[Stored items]
***

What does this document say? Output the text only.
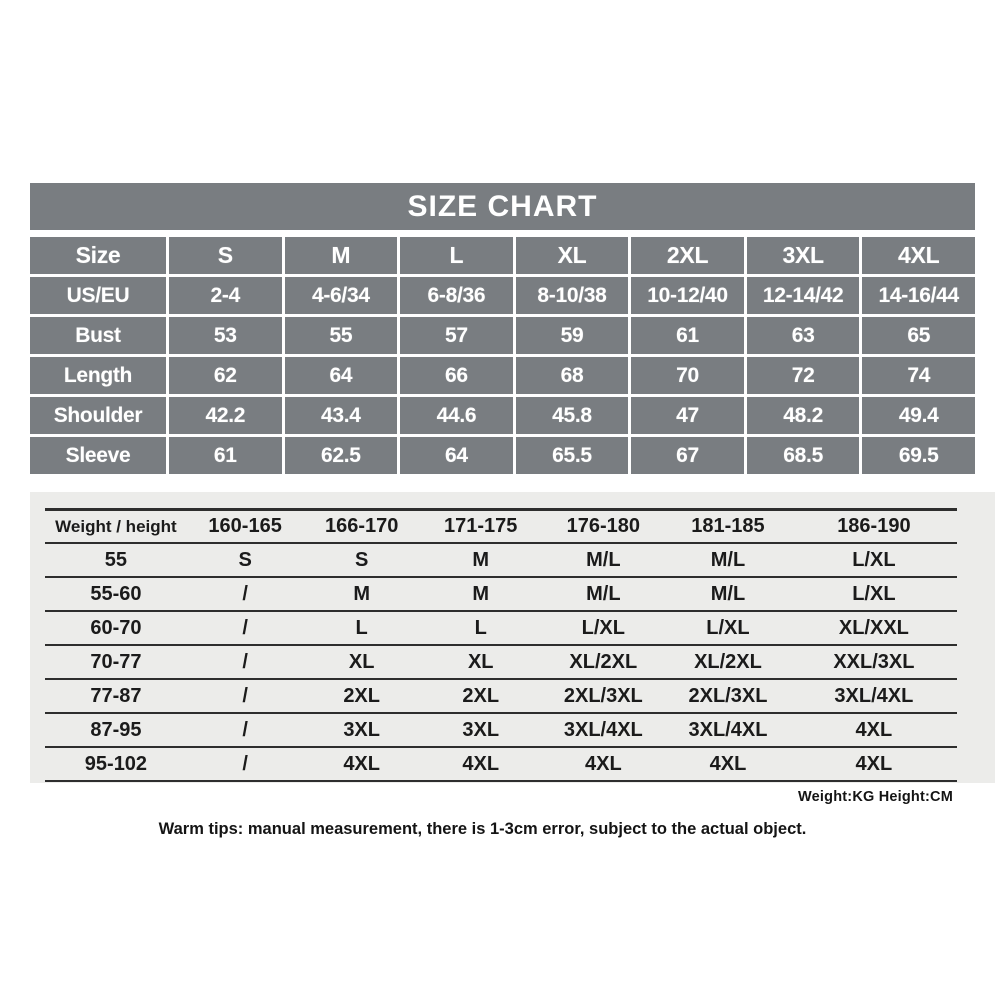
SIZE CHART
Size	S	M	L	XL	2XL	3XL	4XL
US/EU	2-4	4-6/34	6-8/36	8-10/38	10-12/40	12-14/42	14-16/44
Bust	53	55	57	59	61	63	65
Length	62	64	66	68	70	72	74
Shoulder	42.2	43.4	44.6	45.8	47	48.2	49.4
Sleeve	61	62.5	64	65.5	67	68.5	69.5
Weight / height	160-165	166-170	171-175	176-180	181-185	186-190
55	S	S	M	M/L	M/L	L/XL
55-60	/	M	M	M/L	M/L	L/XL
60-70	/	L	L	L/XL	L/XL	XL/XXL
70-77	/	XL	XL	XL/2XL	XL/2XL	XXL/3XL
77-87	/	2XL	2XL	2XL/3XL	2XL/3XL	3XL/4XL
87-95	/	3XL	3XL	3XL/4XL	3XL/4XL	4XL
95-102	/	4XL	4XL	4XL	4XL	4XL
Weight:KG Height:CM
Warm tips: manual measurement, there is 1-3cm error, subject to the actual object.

***

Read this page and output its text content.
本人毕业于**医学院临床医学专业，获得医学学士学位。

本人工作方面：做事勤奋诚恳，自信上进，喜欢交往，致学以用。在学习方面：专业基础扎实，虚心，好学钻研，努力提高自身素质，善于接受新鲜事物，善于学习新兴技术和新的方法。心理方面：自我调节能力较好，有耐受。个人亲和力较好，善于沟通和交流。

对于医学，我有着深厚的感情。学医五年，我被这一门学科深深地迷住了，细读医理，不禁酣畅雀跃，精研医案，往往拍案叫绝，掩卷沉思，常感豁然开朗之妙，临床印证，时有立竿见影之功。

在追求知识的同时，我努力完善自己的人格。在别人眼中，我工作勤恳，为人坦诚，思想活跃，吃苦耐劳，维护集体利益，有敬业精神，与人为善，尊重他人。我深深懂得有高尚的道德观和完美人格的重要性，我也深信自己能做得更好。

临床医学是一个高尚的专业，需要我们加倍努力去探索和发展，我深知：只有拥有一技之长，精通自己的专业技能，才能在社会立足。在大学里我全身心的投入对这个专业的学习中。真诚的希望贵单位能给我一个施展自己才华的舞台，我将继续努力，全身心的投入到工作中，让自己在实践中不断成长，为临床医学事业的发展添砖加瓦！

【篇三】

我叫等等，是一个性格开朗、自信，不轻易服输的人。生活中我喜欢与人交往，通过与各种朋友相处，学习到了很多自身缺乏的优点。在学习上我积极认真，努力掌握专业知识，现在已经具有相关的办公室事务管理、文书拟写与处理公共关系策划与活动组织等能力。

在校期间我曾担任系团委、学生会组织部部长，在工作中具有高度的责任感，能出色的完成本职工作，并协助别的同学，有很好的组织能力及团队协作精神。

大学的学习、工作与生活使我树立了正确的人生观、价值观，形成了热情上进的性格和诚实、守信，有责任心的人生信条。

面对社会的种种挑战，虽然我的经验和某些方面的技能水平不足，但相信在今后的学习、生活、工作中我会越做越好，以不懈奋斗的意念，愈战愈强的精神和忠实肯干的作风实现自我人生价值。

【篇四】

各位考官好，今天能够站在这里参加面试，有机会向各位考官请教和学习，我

***

◆ EXERCISE DIRECTIONS:
Across all the entries, count the lines that contain the word "Weight" and give the number by itself.

◆ THE REPLY:
2